What is the number of lines that include the word "were"? Provide only that figure.

::::::::::

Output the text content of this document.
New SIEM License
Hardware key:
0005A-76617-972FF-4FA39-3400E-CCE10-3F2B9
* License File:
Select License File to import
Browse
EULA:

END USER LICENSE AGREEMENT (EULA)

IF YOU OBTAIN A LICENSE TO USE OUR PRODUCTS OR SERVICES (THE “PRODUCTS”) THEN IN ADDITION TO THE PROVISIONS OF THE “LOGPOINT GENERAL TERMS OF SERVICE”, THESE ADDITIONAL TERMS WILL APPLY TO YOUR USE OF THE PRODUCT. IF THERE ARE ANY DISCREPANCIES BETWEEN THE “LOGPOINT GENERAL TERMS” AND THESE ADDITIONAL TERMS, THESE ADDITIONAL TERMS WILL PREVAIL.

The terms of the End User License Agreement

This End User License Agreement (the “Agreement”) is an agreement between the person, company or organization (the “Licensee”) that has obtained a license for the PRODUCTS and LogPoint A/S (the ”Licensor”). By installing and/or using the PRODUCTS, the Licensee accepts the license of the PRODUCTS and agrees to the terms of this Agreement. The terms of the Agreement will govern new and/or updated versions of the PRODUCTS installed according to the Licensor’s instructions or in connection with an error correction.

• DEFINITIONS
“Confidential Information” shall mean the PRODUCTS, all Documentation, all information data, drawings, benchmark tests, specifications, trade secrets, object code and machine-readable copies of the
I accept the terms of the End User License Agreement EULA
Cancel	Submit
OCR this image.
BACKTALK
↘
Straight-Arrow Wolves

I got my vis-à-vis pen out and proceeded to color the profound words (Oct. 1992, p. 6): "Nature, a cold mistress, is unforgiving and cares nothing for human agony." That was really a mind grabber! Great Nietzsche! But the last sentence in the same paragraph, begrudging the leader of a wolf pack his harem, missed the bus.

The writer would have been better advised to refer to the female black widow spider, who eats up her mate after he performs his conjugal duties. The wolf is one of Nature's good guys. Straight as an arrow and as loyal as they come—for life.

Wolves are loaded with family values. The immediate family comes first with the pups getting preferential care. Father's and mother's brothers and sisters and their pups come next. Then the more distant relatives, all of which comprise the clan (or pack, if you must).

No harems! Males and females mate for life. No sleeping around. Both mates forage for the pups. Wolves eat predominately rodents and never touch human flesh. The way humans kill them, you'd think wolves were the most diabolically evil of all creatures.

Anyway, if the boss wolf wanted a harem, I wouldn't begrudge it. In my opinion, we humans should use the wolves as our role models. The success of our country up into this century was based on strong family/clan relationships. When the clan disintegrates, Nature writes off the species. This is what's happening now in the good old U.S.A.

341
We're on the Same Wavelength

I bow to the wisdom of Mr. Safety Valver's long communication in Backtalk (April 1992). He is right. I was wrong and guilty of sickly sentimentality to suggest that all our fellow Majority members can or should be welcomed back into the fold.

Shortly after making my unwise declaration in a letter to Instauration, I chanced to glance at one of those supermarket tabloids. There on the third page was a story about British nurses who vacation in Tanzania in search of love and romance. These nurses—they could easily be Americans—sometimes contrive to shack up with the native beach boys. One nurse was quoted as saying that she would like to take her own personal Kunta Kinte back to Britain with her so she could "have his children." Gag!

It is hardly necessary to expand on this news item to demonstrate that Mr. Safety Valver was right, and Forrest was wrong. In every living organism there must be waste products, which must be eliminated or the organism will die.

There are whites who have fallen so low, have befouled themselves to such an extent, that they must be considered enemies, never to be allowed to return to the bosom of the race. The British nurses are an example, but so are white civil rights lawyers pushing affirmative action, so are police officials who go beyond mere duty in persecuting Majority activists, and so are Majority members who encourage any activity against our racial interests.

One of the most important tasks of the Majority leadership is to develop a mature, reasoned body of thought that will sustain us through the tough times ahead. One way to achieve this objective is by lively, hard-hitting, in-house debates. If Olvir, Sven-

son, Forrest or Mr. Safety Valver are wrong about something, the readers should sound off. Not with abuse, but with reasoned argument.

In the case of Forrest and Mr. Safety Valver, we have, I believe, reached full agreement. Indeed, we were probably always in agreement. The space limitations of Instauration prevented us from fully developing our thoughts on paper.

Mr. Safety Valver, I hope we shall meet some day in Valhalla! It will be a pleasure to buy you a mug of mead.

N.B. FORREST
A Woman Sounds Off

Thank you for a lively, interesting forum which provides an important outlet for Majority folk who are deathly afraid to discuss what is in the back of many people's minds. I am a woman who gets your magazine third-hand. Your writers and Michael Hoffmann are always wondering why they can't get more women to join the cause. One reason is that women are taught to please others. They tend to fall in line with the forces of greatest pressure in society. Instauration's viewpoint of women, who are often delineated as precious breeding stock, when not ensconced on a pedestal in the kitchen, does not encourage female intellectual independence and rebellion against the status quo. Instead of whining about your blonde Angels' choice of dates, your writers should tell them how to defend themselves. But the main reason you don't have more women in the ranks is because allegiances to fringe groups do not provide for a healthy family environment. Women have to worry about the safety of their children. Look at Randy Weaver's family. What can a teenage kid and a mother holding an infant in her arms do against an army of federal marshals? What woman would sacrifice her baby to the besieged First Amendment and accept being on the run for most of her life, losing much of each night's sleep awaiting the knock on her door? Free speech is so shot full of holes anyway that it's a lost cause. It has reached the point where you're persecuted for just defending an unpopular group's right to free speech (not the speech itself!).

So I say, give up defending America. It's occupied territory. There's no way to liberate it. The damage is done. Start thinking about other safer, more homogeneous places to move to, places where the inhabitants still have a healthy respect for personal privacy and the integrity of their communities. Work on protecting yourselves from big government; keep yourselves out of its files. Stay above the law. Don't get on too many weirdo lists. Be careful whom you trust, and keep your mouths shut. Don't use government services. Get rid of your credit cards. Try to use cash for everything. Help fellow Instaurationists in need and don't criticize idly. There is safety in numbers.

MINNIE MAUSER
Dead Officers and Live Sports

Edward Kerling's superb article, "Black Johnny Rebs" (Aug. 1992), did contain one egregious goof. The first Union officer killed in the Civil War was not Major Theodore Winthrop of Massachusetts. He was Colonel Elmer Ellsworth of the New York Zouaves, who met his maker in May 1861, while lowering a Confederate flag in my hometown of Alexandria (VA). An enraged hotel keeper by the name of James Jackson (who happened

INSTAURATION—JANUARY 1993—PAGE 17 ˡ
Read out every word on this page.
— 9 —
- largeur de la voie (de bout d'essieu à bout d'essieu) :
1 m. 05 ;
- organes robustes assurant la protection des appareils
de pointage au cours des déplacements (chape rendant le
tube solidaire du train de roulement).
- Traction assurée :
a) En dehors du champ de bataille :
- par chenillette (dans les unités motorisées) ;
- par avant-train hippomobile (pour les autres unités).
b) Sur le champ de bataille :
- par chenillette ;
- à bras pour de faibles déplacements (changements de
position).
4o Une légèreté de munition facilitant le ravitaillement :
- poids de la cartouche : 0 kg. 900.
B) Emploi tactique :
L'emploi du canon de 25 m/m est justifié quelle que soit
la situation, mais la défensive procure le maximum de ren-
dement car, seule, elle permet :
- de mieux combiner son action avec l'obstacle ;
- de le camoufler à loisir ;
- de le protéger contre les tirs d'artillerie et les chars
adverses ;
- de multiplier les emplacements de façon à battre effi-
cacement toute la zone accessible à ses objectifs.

::::::::::

Exercise solution: 2